Write out all of the entries exactly, please.

┌─ EXCERPTED DATA

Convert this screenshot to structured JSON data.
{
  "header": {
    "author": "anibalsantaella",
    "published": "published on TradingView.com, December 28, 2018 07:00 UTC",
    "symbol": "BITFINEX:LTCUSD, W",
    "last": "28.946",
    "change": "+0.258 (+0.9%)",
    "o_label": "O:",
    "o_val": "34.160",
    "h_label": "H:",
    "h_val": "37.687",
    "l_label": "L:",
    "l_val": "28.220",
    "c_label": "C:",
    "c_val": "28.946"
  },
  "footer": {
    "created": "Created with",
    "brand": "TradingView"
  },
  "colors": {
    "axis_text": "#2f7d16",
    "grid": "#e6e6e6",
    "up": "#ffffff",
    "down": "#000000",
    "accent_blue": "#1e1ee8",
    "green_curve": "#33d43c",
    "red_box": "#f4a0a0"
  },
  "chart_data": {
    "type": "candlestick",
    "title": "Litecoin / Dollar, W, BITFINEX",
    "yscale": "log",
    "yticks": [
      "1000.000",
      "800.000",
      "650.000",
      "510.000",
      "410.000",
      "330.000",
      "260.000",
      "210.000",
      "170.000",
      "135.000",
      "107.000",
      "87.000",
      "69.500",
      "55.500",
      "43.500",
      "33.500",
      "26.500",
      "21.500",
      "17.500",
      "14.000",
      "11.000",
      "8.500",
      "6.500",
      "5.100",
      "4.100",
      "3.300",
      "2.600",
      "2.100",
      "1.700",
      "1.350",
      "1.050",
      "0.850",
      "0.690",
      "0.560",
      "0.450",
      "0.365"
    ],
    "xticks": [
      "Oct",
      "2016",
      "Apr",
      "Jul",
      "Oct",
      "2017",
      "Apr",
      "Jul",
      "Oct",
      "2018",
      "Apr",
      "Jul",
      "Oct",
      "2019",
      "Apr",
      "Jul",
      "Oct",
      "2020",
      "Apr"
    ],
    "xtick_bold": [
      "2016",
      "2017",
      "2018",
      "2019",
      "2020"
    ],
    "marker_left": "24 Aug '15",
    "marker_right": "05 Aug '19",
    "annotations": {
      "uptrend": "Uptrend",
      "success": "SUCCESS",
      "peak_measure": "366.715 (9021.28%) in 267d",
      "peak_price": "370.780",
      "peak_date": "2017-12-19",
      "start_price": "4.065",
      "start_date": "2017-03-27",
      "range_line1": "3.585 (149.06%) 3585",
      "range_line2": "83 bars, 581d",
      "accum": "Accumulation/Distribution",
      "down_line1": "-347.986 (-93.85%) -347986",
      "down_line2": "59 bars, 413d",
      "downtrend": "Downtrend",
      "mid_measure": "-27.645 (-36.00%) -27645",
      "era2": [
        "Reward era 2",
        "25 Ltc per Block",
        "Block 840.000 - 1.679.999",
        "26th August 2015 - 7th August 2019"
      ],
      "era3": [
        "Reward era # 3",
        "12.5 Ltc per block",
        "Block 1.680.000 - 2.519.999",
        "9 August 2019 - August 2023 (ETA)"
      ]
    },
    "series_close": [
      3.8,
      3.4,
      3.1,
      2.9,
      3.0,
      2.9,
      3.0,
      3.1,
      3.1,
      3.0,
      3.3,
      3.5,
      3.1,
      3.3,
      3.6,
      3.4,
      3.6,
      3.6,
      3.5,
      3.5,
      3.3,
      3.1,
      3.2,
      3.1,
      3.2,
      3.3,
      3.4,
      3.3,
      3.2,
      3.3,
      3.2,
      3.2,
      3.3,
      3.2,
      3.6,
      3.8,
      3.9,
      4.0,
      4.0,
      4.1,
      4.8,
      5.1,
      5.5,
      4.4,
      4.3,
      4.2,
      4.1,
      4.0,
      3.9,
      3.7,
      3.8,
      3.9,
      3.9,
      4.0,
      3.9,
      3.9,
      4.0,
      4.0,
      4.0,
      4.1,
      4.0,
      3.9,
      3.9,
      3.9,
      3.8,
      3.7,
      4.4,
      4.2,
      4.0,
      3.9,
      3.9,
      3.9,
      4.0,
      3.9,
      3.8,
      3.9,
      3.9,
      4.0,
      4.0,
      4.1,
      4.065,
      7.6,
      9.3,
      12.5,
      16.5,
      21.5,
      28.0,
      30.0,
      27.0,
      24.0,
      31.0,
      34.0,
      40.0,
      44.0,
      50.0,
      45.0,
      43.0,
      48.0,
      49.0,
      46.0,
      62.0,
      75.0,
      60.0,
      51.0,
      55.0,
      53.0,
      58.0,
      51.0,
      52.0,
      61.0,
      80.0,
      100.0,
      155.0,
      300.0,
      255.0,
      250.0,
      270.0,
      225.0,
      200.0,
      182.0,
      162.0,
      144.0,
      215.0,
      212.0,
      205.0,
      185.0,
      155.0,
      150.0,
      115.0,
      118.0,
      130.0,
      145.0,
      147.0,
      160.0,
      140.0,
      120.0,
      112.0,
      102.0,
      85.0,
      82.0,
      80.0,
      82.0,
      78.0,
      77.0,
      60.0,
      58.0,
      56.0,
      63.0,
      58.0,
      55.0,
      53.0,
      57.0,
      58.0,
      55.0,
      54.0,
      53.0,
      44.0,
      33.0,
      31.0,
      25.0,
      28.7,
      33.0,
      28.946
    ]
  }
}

└─

§ EXPECTED OUTPUT:
Convert this screenshot to structured JSON data.
{
  "header": {
    "author": "anibalsantaella",
    "published": "published on TradingView.com, December 28, 2018 07:00 UTC",
    "symbol": "BITFINEX:LTCUSD, W",
    "last": "28.946",
    "change": "+0.258 (+0.9%)",
    "o_label": "O:",
    "o_val": "34.160",
    "h_label": "H:",
    "h_val": "37.687",
    "l_label": "L:",
    "l_val": "28.220",
    "c_label": "C:",
    "c_val": "28.946"
  },
  "footer": {
    "created": "Created with",
    "brand": "TradingView"
  },
  "colors": {
    "axis_text": "#2f7d16",
    "grid": "#e6e6e6",
    "up": "#ffffff",
    "down": "#000000",
    "accent_blue": "#1e1ee8",
    "green_curve": "#33d43c",
    "red_box": "#f4a0a0"
  },
  "chart_data": {
    "type": "candlestick",
    "title": "Litecoin / Dollar, W, BITFINEX",
    "yscale": "log",
    "yticks": [
      "1000.000",
      "800.000",
      "650.000",
      "510.000",
      "410.000",
      "330.000",
      "260.000",
      "210.000",
      "170.000",
      "135.000",
      "107.000",
      "87.000",
      "69.500",
      "55.500",
      "43.500",
      "33.500",
      "26.500",
      "21.500",
      "17.500",
      "14.000",
      "11.000",
      "8.500",
      "6.500",
      "5.100",
      "4.100",
      "3.300",
      "2.600",
      "2.100",
      "1.700",
      "1.350",
      "1.050",
      "0.850",
      "0.690",
      "0.560",
      "0.450",
      "0.365"
    ],
    "xticks": [
      "Oct",
      "2016",
      "Apr",
      "Jul",
      "Oct",
      "2017",
      "Apr",
      "Jul",
      "Oct",
      "2018",
      "Apr",
      "Jul",
      "Oct",
      "2019",
      "Apr",
      "Jul",
      "Oct",
      "2020",
      "Apr"
    ],
    "xtick_bold": [
      "2016",
      "2017",
      "2018",
      "2019",
      "2020"
    ],
    "marker_left": "24 Aug '15",
    "marker_right": "05 Aug '19",
    "annotations": {
      "uptrend": "Uptrend",
      "success": "SUCCESS",
      "peak_measure": "366.715 (9021.28%) in 267d",
      "peak_price": "370.780",
      "peak_date": "2017-12-19",
      "start_price": "4.065",
      "start_date": "2017-03-27",
      "range_line1": "3.585 (149.06%) 3585",
      "range_line2": "83 bars, 581d",
      "accum": "Accumulation/Distribution",
      "down_line1": "-347.986 (-93.85%) -347986",
      "down_line2": "59 bars, 413d",
      "downtrend": "Downtrend",
      "mid_measure": "-27.645 (-36.00%) -27645",
      "era2": [
        "Reward era 2",
        "25 Ltc per Block",
        "Block 840.000 - 1.679.999",
        "26th August 2015 - 7th August 2019"
      ],
      "era3": [
        "Reward era # 3",
        "12.5 Ltc per block",
        "Block 1.680.000 - 2.519.999",
        "9 August 2019 - August 2023 (ETA)"
      ]
    },
    "series_close": [
      3.8,
      3.4,
      3.1,
      2.9,
      3.0,
      2.9,
      3.0,
      3.1,
      3.1,
      3.0,
      3.3,
      3.5,
      3.1,
      3.3,
      3.6,
      3.4,
      3.6,
      3.6,
      3.5,
      3.5,
      3.3,
      3.1,
      3.2,
      3.1,
      3.2,
      3.3,
      3.4,
      3.3,
      3.2,
      3.3,
      3.2,
      3.2,
      3.3,
      3.2,
      3.6,
      3.8,
      3.9,
      4.0,
      4.0,
      4.1,
      4.8,
      5.1,
      5.5,
      4.4,
      4.3,
      4.2,
      4.1,
      4.0,
      3.9,
      3.7,
      3.8,
      3.9,
      3.9,
      4.0,
      3.9,
      3.9,
      4.0,
      4.0,
      4.0,
      4.1,
      4.0,
      3.9,
      3.9,
      3.9,
      3.8,
      3.7,
      4.4,
      4.2,
      4.0,
      3.9,
      3.9,
      3.9,
      4.0,
      3.9,
      3.8,
      3.9,
      3.9,
      4.0,
      4.0,
      4.1,
      4.065,
      7.6,
      9.3,
      12.5,
      16.5,
      21.5,
      28.0,
      30.0,
      27.0,
      24.0,
      31.0,
      34.0,
      40.0,
      44.0,
      50.0,
      45.0,
      43.0,
      48.0,
      49.0,
      46.0,
      62.0,
      75.0,
      60.0,
      51.0,
      55.0,
      53.0,
      58.0,
      51.0,
      52.0,
      61.0,
      80.0,
      100.0,
      155.0,
      300.0,
      255.0,
      250.0,
      270.0,
      225.0,
      200.0,
      182.0,
      162.0,
      144.0,
      215.0,
      212.0,
      205.0,
      185.0,
      155.0,
      150.0,
      115.0,
      118.0,
      130.0,
      145.0,
      147.0,
      160.0,
      140.0,
      120.0,
      112.0,
      102.0,
      85.0,
      82.0,
      80.0,
      82.0,
      78.0,
      77.0,
      60.0,
      58.0,
      56.0,
      63.0,
      58.0,
      55.0,
      53.0,
      57.0,
      58.0,
      55.0,
      54.0,
      53.0,
      44.0,
      33.0,
      31.0,
      25.0,
      28.7,
      33.0,
      28.946
    ]
  }
}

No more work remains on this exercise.